▶ Objective
Pick out the lines containing "this".

--*--

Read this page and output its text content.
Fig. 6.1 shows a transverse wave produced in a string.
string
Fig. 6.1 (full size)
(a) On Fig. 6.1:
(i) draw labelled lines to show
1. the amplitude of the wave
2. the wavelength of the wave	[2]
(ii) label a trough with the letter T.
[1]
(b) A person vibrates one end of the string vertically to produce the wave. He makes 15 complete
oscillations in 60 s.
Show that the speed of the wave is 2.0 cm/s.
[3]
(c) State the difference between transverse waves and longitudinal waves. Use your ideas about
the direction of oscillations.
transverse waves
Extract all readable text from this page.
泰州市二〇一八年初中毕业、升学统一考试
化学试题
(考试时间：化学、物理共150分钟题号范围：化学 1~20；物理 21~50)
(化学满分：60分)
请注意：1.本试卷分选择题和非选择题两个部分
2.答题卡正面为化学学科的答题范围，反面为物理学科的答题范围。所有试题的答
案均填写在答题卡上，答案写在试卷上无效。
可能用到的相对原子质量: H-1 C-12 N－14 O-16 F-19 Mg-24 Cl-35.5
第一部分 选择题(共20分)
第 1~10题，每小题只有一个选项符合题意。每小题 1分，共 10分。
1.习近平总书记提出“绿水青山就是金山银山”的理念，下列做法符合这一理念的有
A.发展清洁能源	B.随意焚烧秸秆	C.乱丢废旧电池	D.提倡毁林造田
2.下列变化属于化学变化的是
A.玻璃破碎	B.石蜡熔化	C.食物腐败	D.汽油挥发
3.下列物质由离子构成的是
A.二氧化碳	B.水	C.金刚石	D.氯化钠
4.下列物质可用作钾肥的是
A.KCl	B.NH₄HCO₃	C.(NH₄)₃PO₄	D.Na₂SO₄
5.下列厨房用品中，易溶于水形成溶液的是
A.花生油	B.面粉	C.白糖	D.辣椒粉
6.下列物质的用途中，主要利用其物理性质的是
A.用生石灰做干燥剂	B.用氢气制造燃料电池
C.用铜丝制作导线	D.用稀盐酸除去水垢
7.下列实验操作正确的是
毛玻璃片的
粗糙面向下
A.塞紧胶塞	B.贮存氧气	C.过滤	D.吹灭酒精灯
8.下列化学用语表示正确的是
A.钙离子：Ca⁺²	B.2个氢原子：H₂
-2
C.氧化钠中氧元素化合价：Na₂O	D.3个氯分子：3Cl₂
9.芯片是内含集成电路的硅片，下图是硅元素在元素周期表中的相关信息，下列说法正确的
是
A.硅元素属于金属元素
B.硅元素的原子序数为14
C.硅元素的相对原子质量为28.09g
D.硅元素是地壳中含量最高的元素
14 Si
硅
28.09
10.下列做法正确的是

--*--

▶ Correct result
Read this page and output its text content.
Extract all readable text from this page.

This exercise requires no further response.